> _Items_:
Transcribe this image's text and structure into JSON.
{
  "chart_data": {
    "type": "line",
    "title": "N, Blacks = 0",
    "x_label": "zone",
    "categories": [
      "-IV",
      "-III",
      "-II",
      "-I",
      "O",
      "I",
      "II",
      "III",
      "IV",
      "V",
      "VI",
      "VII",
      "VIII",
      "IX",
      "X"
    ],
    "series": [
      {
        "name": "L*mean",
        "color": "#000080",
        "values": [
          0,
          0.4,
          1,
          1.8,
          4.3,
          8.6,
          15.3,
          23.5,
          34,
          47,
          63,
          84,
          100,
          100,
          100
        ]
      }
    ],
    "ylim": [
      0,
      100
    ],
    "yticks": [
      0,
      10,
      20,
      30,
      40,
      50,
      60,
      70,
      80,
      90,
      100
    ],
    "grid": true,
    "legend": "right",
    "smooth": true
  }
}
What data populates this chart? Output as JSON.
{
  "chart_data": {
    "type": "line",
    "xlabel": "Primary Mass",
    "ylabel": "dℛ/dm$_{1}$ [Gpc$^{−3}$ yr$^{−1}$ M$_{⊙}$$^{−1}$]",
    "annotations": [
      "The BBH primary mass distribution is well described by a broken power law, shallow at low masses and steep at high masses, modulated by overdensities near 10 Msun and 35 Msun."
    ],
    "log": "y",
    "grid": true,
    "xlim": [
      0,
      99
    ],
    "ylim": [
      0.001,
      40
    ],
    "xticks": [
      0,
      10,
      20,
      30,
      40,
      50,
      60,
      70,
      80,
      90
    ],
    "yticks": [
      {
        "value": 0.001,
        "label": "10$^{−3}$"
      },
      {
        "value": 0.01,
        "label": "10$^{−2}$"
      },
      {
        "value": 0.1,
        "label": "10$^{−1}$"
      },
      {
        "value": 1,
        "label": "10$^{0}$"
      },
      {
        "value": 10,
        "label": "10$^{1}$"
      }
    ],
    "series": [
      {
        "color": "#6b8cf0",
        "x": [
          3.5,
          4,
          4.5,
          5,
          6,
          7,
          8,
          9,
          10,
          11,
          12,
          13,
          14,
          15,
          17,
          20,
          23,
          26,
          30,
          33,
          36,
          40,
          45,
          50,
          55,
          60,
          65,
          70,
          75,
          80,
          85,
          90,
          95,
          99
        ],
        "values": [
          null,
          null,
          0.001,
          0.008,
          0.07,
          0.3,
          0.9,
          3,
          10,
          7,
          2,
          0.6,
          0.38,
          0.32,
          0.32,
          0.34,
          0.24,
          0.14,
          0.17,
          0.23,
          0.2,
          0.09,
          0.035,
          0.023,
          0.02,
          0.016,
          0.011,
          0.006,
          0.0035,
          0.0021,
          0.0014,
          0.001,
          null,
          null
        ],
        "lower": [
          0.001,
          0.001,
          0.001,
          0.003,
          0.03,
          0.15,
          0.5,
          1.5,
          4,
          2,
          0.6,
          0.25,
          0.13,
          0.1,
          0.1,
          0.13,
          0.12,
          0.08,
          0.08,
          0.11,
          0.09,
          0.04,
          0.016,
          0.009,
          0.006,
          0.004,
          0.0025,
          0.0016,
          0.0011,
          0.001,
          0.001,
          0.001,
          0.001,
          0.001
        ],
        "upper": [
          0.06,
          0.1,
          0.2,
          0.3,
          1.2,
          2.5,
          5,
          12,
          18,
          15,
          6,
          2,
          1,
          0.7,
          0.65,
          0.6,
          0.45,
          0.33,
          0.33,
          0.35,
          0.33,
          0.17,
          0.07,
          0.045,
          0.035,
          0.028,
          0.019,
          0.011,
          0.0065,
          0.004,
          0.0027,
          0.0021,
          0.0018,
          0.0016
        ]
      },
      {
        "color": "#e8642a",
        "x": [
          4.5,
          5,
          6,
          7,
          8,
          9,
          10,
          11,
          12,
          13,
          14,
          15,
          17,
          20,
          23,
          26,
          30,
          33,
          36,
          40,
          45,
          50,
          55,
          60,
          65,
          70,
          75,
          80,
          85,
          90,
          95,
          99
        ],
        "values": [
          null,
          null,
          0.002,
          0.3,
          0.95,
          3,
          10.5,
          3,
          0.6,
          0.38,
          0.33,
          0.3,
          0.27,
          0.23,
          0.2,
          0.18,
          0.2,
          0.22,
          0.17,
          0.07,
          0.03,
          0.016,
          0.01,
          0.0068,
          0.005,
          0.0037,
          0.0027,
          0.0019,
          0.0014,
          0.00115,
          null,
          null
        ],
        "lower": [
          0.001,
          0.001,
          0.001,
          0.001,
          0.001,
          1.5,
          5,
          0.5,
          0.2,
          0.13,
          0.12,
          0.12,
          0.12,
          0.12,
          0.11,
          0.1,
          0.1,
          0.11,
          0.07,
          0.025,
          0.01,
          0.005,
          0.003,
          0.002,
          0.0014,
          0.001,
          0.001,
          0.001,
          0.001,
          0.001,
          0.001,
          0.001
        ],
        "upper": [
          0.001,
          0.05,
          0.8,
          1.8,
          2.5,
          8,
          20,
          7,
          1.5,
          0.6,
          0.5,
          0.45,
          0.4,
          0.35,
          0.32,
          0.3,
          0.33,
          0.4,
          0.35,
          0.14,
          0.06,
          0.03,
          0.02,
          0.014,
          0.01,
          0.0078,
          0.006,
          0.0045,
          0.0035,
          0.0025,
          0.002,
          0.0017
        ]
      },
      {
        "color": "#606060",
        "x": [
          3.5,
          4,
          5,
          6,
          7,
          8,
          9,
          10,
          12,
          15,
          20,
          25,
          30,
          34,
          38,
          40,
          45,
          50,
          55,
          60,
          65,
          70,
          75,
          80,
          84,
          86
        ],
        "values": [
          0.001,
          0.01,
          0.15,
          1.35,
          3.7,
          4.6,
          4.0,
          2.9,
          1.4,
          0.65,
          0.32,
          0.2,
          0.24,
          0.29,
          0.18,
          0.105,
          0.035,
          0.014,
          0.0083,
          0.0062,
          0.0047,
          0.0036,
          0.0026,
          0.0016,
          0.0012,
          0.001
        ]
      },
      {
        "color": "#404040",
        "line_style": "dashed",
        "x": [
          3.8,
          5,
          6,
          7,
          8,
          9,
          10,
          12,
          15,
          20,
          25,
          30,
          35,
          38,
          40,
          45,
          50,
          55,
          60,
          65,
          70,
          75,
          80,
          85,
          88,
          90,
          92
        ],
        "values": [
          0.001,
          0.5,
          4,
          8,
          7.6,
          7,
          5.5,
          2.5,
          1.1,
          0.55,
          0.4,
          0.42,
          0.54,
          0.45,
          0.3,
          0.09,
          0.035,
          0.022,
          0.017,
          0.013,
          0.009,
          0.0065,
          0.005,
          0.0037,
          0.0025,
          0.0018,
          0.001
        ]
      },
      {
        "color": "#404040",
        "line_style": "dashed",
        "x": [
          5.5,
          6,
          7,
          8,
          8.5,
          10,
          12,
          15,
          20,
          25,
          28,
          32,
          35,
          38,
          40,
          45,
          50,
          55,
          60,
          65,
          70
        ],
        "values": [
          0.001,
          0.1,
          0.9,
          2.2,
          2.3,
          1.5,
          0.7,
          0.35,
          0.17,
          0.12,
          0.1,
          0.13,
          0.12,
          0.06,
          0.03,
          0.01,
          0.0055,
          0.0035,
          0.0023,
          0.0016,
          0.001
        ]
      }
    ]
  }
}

> _Your objective_:
All of the data needs to be printed once more, exactly.

> _Reply to the exercise_:
Transcribe this image's text and structure into JSON.
{
  "chart_data": {
    "type": "line",
    "title": "N, Blacks = 0",
    "x_label": "zone",
    "categories": [
      "-IV",
      "-III",
      "-II",
      "-I",
      "O",
      "I",
      "II",
      "III",
      "IV",
      "V",
      "VI",
      "VII",
      "VIII",
      "IX",
      "X"
    ],
    "series": [
      {
        "name": "L*mean",
        "color": "#000080",
        "values": [
          0,
          0.4,
          1,
          1.8,
          4.3,
          8.6,
          15.3,
          23.5,
          34,
          47,
          63,
          84,
          100,
          100,
          100
        ]
      }
    ],
    "ylim": [
      0,
      100
    ],
    "yticks": [
      0,
      10,
      20,
      30,
      40,
      50,
      60,
      70,
      80,
      90,
      100
    ],
    "grid": true,
    "legend": "right",
    "smooth": true
  }
}
What data populates this chart? Output as JSON.
{
  "chart_data": {
    "type": "line",
    "xlabel": "Primary Mass",
    "ylabel": "dℛ/dm$_{1}$ [Gpc$^{−3}$ yr$^{−1}$ M$_{⊙}$$^{−1}$]",
    "annotations": [
      "The BBH primary mass distribution is well described by a broken power law, shallow at low masses and steep at high masses, modulated by overdensities near 10 Msun and 35 Msun."
    ],
    "log": "y",
    "grid": true,
    "xlim": [
      0,
      99
    ],
    "ylim": [
      0.001,
      40
    ],
    "xticks": [
      0,
      10,
      20,
      30,
      40,
      50,
      60,
      70,
      80,
      90
    ],
    "yticks": [
      {
        "value": 0.001,
        "label": "10$^{−3}$"
      },
      {
        "value": 0.01,
        "label": "10$^{−2}$"
      },
      {
        "value": 0.1,
        "label": "10$^{−1}$"
      },
      {
        "value": 1,
        "label": "10$^{0}$"
      },
      {
        "value": 10,
        "label": "10$^{1}$"
      }
    ],
    "series": [
      {
        "color": "#6b8cf0",
        "x": [
          3.5,
          4,
          4.5,
          5,
          6,
          7,
          8,
          9,
          10,
          11,
          12,
          13,
          14,
          15,
          17,
          20,
          23,
          26,
          30,
          33,
          36,
          40,
          45,
          50,
          55,
          60,
          65,
          70,
          75,
          80,
          85,
          90,
          95,
          99
        ],
        "values": [
          null,
          null,
          0.001,
          0.008,
          0.07,
          0.3,
          0.9,
          3,
          10,
          7,
          2,
          0.6,
          0.38,
          0.32,
          0.32,
          0.34,
          0.24,
          0.14,
          0.17,
          0.23,
          0.2,
          0.09,
          0.035,
          0.023,
          0.02,
          0.016,
          0.011,
          0.006,
          0.0035,
          0.0021,
          0.0014,
          0.001,
          null,
          null
        ],
        "lower": [
          0.001,
          0.001,
          0.001,
          0.003,
          0.03,
          0.15,
          0.5,
          1.5,
          4,
          2,
          0.6,
          0.25,
          0.13,
          0.1,
          0.1,
          0.13,
          0.12,
          0.08,
          0.08,
          0.11,
          0.09,
          0.04,
          0.016,
          0.009,
          0.006,
          0.004,
          0.0025,
          0.0016,
          0.0011,
          0.001,
          0.001,
          0.001,
          0.001,
          0.001
        ],
        "upper": [
          0.06,
          0.1,
          0.2,
          0.3,
          1.2,
          2.5,
          5,
          12,
          18,
          15,
          6,
          2,
          1,
          0.7,
          0.65,
          0.6,
          0.45,
          0.33,
          0.33,
          0.35,
          0.33,
          0.17,
          0.07,
          0.045,
          0.035,
          0.028,
          0.019,
          0.011,
          0.0065,
          0.004,
          0.0027,
          0.0021,
          0.0018,
          0.0016
        ]
      },
      {
        "color": "#e8642a",
        "x": [
          4.5,
          5,
          6,
          7,
          8,
          9,
          10,
          11,
          12,
          13,
          14,
          15,
          17,
          20,
          23,
          26,
          30,
          33,
          36,
          40,
          45,
          50,
          55,
          60,
          65,
          70,
          75,
          80,
          85,
          90,
          95,
          99
        ],
        "values": [
          null,
          null,
          0.002,
          0.3,
          0.95,
          3,
          10.5,
          3,
          0.6,
          0.38,
          0.33,
          0.3,
          0.27,
          0.23,
          0.2,
          0.18,
          0.2,
          0.22,
          0.17,
          0.07,
          0.03,
          0.016,
          0.01,
          0.0068,
          0.005,
          0.0037,
          0.0027,
          0.0019,
          0.0014,
          0.00115,
          null,
          null
        ],
        "lower": [
          0.001,
          0.001,
          0.001,
          0.001,
          0.001,
          1.5,
          5,
          0.5,
          0.2,
          0.13,
          0.12,
          0.12,
          0.12,
          0.12,
          0.11,
          0.1,
          0.1,
          0.11,
          0.07,
          0.025,
          0.01,
          0.005,
          0.003,
          0.002,
          0.0014,
          0.001,
          0.001,
          0.001,
          0.001,
          0.001,
          0.001,
          0.001
        ],
        "upper": [
          0.001,
          0.05,
          0.8,
          1.8,
          2.5,
          8,
          20,
          7,
          1.5,
          0.6,
          0.5,
          0.45,
          0.4,
          0.35,
          0.32,
          0.3,
          0.33,
          0.4,
          0.35,
          0.14,
          0.06,
          0.03,
          0.02,
          0.014,
          0.01,
          0.0078,
          0.006,
          0.0045,
          0.0035,
          0.0025,
          0.002,
          0.0017
        ]
      },
      {
        "color": "#606060",
        "x": [
          3.5,
          4,
          5,
          6,
          7,
          8,
          9,
          10,
          12,
          15,
          20,
          25,
          30,
          34,
          38,
          40,
          45,
          50,
          55,
          60,
          65,
          70,
          75,
          80,
          84,
          86
        ],
        "values": [
          0.001,
          0.01,
          0.15,
          1.35,
          3.7,
          4.6,
          4.0,
          2.9,
          1.4,
          0.65,
          0.32,
          0.2,
          0.24,
          0.29,
          0.18,
          0.105,
          0.035,
          0.014,
          0.0083,
          0.0062,
          0.0047,
          0.0036,
          0.0026,
          0.0016,
          0.0012,
          0.001
        ]
      },
      {
        "color": "#404040",
        "line_style": "dashed",
        "x": [
          3.8,
          5,
          6,
          7,
          8,
          9,
          10,
          12,
          15,
          20,
          25,
          30,
          35,
          38,
          40,
          45,
          50,
          55,
          60,
          65,
          70,
          75,
          80,
          85,
          88,
          90,
          92
        ],
        "values": [
          0.001,
          0.5,
          4,
          8,
          7.6,
          7,
          5.5,
          2.5,
          1.1,
          0.55,
          0.4,
          0.42,
          0.54,
          0.45,
          0.3,
          0.09,
          0.035,
          0.022,
          0.017,
          0.013,
          0.009,
          0.0065,
          0.005,
          0.0037,
          0.0025,
          0.0018,
          0.001
        ]
      },
      {
        "color": "#404040",
        "line_style": "dashed",
        "x": [
          5.5,
          6,
          7,
          8,
          8.5,
          10,
          12,
          15,
          20,
          25,
          28,
          32,
          35,
          38,
          40,
          45,
          50,
          55,
          60,
          65,
          70
        ],
        "values": [
          0.001,
          0.1,
          0.9,
          2.2,
          2.3,
          1.5,
          0.7,
          0.35,
          0.17,
          0.12,
          0.1,
          0.13,
          0.12,
          0.06,
          0.03,
          0.01,
          0.0055,
          0.0035,
          0.0023,
          0.0016,
          0.001
        ]
      }
    ]
  }
}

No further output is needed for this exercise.